Complete the following –
**a.** Answer these questions from the childhood memoir excerpt, one line each:
(i) How far along in school was the narrator when arriving at the new school?
(ii) What injury did the narrator suffer in the playground?
(iii) Who was Mother named after?
**b.** Translate this sentence from the childhood memoir excerpt into Spanish: "So I made a great target for the bullies."
**c.** Quote the childhood memoir excerpt word for word, starting at "I once fractured" and ending at "turned out to be.".

Selected excerpt –
◇ ◇ ◇ ◇ ◇
I was halfway through grade 3 then & it was hard going to yet another school as this was my 6th by then & it was hard fitting in because as it was a small town everyone had grown up together & I was seen as an outsider which I have always been I suppose. So I made a great target for the bullies. I was ostracized straight away first the bullying calling me names such as 'red headed rat rooter' I will never forget that nor the main person who used to sling that at me. No one would come near me at reccess at lunchtime or afternoon play so once again I took refuge in teachers, the library & schoolwork which at times made it worse as then I was a teachers pet & nerd but I couldn't help it as I needed to feel safe SOMEWHERE. I never felt at home at home & I used to dread school because of what the other children would do, also living in the trailer park the kids used to call me poor orphan Annie & white trash.
I once fractured my skull in the playground & I remember walking myself to the nurses office on my own with blood pouring out of my nose & not one person would help me. The one upside to this I remember is not only not being able to go to school, Mother was actually sort of nice to m & seemed to show some concern for my health which was a first believe me & I revelled in it. I thought Mother actually had started to love me, how wrong I turned out to be.
I just have to say that even though Mother was named after a saint she delighted in playing the martyr of what a horrible, badly behaved, ungrateful & simply impossible child she had in me. Fuck I can say the same things about her & her parental skills or lack thereof.
◇ ◇ ◇ ◇ ◇
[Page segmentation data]
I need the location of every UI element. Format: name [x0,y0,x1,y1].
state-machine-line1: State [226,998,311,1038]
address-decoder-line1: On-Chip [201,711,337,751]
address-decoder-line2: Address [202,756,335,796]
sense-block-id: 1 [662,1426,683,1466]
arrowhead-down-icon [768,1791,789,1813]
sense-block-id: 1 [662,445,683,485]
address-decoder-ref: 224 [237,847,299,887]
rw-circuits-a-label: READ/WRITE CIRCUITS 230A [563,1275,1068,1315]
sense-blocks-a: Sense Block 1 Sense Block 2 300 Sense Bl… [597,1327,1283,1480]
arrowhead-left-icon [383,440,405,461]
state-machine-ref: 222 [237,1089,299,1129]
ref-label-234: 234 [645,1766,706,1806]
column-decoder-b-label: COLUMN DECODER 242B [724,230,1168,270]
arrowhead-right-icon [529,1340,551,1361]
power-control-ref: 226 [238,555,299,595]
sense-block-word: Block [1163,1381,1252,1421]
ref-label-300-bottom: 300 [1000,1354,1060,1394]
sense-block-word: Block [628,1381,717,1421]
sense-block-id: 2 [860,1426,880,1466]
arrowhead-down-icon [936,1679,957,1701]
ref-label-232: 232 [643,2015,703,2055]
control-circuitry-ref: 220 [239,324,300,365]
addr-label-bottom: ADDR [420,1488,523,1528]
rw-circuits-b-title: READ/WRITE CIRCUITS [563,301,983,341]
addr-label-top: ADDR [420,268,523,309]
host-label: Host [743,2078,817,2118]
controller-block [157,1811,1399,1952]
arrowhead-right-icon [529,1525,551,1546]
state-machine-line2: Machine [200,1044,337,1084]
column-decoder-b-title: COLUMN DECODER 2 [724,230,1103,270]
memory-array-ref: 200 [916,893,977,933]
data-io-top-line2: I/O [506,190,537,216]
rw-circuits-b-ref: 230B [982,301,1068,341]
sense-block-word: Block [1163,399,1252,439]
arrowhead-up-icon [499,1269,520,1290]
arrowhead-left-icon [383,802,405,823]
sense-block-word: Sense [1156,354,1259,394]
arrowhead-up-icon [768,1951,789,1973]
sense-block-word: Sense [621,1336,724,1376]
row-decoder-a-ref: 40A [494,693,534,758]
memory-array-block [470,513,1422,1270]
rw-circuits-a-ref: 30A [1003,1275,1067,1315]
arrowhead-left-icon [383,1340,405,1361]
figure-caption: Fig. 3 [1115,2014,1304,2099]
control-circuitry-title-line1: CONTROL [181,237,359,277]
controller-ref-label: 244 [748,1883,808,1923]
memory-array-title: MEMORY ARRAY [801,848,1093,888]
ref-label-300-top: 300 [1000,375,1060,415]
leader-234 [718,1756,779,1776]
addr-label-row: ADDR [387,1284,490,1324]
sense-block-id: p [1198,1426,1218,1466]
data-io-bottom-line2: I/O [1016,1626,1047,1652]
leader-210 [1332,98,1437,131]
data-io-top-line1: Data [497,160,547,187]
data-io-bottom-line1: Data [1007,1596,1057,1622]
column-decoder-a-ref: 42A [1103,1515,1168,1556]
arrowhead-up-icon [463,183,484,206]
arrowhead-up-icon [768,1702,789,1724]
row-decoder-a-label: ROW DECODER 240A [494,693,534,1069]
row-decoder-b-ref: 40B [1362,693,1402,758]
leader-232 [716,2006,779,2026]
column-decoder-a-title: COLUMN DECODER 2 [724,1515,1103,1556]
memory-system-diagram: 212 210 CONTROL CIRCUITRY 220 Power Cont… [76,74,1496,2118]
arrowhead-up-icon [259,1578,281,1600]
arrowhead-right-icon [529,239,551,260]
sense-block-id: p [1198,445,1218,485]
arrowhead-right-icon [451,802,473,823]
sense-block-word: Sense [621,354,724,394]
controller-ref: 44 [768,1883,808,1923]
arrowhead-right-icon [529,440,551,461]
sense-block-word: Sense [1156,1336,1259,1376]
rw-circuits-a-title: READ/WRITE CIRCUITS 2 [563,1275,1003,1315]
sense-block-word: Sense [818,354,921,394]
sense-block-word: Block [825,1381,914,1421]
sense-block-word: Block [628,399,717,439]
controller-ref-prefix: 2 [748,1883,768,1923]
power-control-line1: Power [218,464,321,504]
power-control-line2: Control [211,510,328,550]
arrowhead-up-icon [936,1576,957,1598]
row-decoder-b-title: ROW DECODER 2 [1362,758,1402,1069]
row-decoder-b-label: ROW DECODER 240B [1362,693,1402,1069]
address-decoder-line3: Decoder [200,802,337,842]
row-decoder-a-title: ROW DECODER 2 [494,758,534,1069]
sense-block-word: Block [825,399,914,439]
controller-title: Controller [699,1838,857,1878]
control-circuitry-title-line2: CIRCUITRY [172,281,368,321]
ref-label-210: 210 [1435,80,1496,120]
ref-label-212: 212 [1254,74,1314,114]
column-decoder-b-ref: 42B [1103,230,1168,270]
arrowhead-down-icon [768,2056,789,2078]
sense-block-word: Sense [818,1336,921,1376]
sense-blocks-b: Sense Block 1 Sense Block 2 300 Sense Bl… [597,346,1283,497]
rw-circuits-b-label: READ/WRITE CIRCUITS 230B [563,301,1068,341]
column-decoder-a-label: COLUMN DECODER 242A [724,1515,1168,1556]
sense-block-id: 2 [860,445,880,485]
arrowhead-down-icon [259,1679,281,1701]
◇ ◇ ◇ ◇ ◇
Answers –
**a.**
(i) Halfway through grade 3.
(ii) A fractured skull.
(iii) A saint.

**b.** Así que yo era un blanco perfecto para los acosadores.

**c.**
I once fractured my skull in the playground & I remember walking myself to the nurses office on my own with blood pouring out of my nose & not one person would help me. The one upside to this I remember is not only not being able to go to school, Mother was actually sort of nice to m & seemed to show some concern for my health which was a first believe me & I revelled in it. I thought Mother actually had started to love me, how wrong I turned out to be.